--- INPUT MATERIAL ---

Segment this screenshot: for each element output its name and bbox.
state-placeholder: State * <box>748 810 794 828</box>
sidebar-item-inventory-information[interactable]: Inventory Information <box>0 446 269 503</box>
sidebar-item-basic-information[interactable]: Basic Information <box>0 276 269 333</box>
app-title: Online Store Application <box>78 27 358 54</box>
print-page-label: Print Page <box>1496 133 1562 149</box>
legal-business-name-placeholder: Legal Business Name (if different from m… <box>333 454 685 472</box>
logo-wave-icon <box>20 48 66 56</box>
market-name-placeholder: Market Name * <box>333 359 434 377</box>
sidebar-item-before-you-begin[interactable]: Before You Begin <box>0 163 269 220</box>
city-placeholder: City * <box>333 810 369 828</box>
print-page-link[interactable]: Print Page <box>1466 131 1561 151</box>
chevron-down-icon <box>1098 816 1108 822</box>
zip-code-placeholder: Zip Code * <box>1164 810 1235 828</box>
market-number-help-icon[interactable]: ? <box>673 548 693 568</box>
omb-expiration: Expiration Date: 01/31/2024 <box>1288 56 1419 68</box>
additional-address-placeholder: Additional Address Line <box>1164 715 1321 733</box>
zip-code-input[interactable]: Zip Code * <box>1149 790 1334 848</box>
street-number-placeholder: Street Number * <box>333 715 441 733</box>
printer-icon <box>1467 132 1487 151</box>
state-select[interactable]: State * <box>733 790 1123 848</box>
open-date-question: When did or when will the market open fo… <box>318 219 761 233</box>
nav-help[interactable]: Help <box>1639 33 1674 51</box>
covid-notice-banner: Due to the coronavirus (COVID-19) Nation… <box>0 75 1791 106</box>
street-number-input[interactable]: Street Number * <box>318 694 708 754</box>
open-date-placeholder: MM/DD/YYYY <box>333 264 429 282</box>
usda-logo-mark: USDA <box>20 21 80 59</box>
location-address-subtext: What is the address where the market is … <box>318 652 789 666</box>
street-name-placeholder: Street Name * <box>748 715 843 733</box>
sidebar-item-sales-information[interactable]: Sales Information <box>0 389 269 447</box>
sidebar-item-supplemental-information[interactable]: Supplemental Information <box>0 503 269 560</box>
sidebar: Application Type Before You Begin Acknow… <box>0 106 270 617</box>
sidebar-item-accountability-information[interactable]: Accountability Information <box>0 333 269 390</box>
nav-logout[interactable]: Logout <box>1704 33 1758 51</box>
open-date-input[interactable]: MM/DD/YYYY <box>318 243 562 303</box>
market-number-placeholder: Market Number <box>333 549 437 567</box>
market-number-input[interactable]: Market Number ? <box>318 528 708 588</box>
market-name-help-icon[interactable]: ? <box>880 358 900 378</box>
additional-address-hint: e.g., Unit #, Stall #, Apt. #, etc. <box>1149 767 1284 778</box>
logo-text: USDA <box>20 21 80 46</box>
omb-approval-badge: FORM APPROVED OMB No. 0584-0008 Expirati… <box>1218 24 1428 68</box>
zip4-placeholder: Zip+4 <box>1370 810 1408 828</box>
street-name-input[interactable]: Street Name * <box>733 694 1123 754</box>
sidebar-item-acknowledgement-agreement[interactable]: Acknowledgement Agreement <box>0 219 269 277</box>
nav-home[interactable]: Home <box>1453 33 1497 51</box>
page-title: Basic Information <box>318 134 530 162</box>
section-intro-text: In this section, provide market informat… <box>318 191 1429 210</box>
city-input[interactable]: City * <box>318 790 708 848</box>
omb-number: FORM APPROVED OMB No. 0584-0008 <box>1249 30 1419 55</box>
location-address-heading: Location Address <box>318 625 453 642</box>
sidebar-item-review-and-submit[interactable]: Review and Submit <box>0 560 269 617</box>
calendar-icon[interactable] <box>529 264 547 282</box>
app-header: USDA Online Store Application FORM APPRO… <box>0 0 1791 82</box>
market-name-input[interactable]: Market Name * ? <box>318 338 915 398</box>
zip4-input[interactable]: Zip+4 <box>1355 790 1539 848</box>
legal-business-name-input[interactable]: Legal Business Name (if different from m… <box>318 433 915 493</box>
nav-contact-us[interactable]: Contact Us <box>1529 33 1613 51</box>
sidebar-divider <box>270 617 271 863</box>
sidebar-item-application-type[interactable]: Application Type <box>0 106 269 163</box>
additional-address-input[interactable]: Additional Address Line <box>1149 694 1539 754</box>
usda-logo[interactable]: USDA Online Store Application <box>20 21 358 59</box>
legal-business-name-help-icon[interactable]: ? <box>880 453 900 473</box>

--- TASK OBJECTIVE ---
Transcribe the material in full; every line must match exactly.

--- ANSWER BELOW ---
Segment this screenshot: for each element output its name and bbox.
state-placeholder: State * <box>748 810 794 828</box>
sidebar-item-inventory-information[interactable]: Inventory Information <box>0 446 269 503</box>
sidebar-item-basic-information[interactable]: Basic Information <box>0 276 269 333</box>
app-title: Online Store Application <box>78 27 358 54</box>
print-page-label: Print Page <box>1496 133 1562 149</box>
legal-business-name-placeholder: Legal Business Name (if different from m… <box>333 454 685 472</box>
logo-wave-icon <box>20 48 66 56</box>
market-name-placeholder: Market Name * <box>333 359 434 377</box>
sidebar-item-before-you-begin[interactable]: Before You Begin <box>0 163 269 220</box>
city-placeholder: City * <box>333 810 369 828</box>
print-page-link[interactable]: Print Page <box>1466 131 1561 151</box>
chevron-down-icon <box>1098 816 1108 822</box>
zip-code-placeholder: Zip Code * <box>1164 810 1235 828</box>
market-number-help-icon[interactable]: ? <box>673 548 693 568</box>
omb-expiration: Expiration Date: 01/31/2024 <box>1288 56 1419 68</box>
additional-address-placeholder: Additional Address Line <box>1164 715 1321 733</box>
zip-code-input[interactable]: Zip Code * <box>1149 790 1334 848</box>
street-number-placeholder: Street Number * <box>333 715 441 733</box>
printer-icon <box>1467 132 1487 151</box>
state-select[interactable]: State * <box>733 790 1123 848</box>
open-date-question: When did or when will the market open fo… <box>318 219 761 233</box>
nav-help[interactable]: Help <box>1639 33 1674 51</box>
covid-notice-banner: Due to the coronavirus (COVID-19) Nation… <box>0 75 1791 106</box>
street-number-input[interactable]: Street Number * <box>318 694 708 754</box>
open-date-placeholder: MM/DD/YYYY <box>333 264 429 282</box>
usda-logo-mark: USDA <box>20 21 80 59</box>
location-address-subtext: What is the address where the market is … <box>318 652 789 666</box>
street-name-placeholder: Street Name * <box>748 715 843 733</box>
sidebar-item-sales-information[interactable]: Sales Information <box>0 389 269 447</box>
sidebar-item-supplemental-information[interactable]: Supplemental Information <box>0 503 269 560</box>
sidebar: Application Type Before You Begin Acknow… <box>0 106 270 617</box>
sidebar-item-accountability-information[interactable]: Accountability Information <box>0 333 269 390</box>
nav-logout[interactable]: Logout <box>1704 33 1758 51</box>
open-date-input[interactable]: MM/DD/YYYY <box>318 243 562 303</box>
market-number-placeholder: Market Number <box>333 549 437 567</box>
market-number-input[interactable]: Market Number ? <box>318 528 708 588</box>
market-name-help-icon[interactable]: ? <box>880 358 900 378</box>
additional-address-hint: e.g., Unit #, Stall #, Apt. #, etc. <box>1149 767 1284 778</box>
logo-text: USDA <box>20 21 80 46</box>
omb-approval-badge: FORM APPROVED OMB No. 0584-0008 Expirati… <box>1218 24 1428 68</box>
zip4-placeholder: Zip+4 <box>1370 810 1408 828</box>
street-name-input[interactable]: Street Name * <box>733 694 1123 754</box>
sidebar-item-acknowledgement-agreement[interactable]: Acknowledgement Agreement <box>0 219 269 277</box>
nav-home[interactable]: Home <box>1453 33 1497 51</box>
page-title: Basic Information <box>318 134 530 162</box>
section-intro-text: In this section, provide market informat… <box>318 191 1429 210</box>
city-input[interactable]: City * <box>318 790 708 848</box>
omb-number: FORM APPROVED OMB No. 0584-0008 <box>1249 30 1419 55</box>
location-address-heading: Location Address <box>318 625 453 642</box>
sidebar-item-review-and-submit[interactable]: Review and Submit <box>0 560 269 617</box>
calendar-icon[interactable] <box>529 264 547 282</box>
app-header: USDA Online Store Application FORM APPRO… <box>0 0 1791 82</box>
market-name-input[interactable]: Market Name * ? <box>318 338 915 398</box>
zip4-input[interactable]: Zip+4 <box>1355 790 1539 848</box>
legal-business-name-input[interactable]: Legal Business Name (if different from m… <box>318 433 915 493</box>
nav-contact-us[interactable]: Contact Us <box>1529 33 1613 51</box>
sidebar-divider <box>270 617 271 863</box>
sidebar-item-application-type[interactable]: Application Type <box>0 106 269 163</box>
additional-address-input[interactable]: Additional Address Line <box>1149 694 1539 754</box>
usda-logo[interactable]: USDA Online Store Application <box>20 21 358 59</box>
legal-business-name-help-icon[interactable]: ? <box>880 453 900 473</box>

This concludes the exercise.